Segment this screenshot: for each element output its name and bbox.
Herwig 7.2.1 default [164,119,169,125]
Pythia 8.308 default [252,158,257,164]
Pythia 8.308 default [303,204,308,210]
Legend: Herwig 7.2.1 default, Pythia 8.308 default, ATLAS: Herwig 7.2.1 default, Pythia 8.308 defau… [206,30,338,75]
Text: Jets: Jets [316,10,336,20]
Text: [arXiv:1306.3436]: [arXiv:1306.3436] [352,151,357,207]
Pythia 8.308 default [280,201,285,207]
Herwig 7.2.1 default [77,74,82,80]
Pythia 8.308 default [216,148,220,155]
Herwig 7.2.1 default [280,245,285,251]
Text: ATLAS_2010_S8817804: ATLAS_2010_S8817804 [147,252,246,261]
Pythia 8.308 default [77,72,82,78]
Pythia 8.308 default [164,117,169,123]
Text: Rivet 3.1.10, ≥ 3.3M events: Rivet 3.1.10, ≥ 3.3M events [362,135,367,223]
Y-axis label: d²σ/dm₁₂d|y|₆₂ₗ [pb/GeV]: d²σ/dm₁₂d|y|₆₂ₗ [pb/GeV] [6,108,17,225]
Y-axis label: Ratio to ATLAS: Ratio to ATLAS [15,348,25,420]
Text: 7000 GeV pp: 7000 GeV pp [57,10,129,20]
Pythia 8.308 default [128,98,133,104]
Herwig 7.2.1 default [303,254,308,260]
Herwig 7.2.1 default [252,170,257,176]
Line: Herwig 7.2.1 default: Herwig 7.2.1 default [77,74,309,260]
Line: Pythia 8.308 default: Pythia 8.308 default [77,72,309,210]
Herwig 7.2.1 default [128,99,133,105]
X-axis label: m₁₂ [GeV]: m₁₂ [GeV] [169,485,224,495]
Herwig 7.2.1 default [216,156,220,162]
---------------
* **WHAT NEEDS TO BE DONE**
Copy these records line for line, with no changes.

* **FULL SOLUTION**
Segment this screenshot: for each element output its name and bbox.
Herwig 7.2.1 default [164,119,169,125]
Pythia 8.308 default [252,158,257,164]
Pythia 8.308 default [303,204,308,210]
Legend: Herwig 7.2.1 default, Pythia 8.308 default, ATLAS: Herwig 7.2.1 default, Pythia 8.308 defau… [206,30,338,75]
Text: Jets: Jets [316,10,336,20]
Text: [arXiv:1306.3436]: [arXiv:1306.3436] [352,151,357,207]
Pythia 8.308 default [280,201,285,207]
Herwig 7.2.1 default [77,74,82,80]
Pythia 8.308 default [216,148,220,155]
Herwig 7.2.1 default [280,245,285,251]
Text: ATLAS_2010_S8817804: ATLAS_2010_S8817804 [147,252,246,261]
Pythia 8.308 default [77,72,82,78]
Pythia 8.308 default [164,117,169,123]
Text: Rivet 3.1.10, ≥ 3.3M events: Rivet 3.1.10, ≥ 3.3M events [362,135,367,223]
Y-axis label: d²σ/dm₁₂d|y|₆₂ₗ [pb/GeV]: d²σ/dm₁₂d|y|₆₂ₗ [pb/GeV] [6,108,17,225]
Y-axis label: Ratio to ATLAS: Ratio to ATLAS [15,348,25,420]
Text: 7000 GeV pp: 7000 GeV pp [57,10,129,20]
Pythia 8.308 default [128,98,133,104]
Herwig 7.2.1 default [303,254,308,260]
Herwig 7.2.1 default [252,170,257,176]
Line: Herwig 7.2.1 default: Herwig 7.2.1 default [77,74,309,260]
Line: Pythia 8.308 default: Pythia 8.308 default [77,72,309,210]
Herwig 7.2.1 default [128,99,133,105]
X-axis label: m₁₂ [GeV]: m₁₂ [GeV] [169,485,224,495]
Herwig 7.2.1 default [216,156,220,162]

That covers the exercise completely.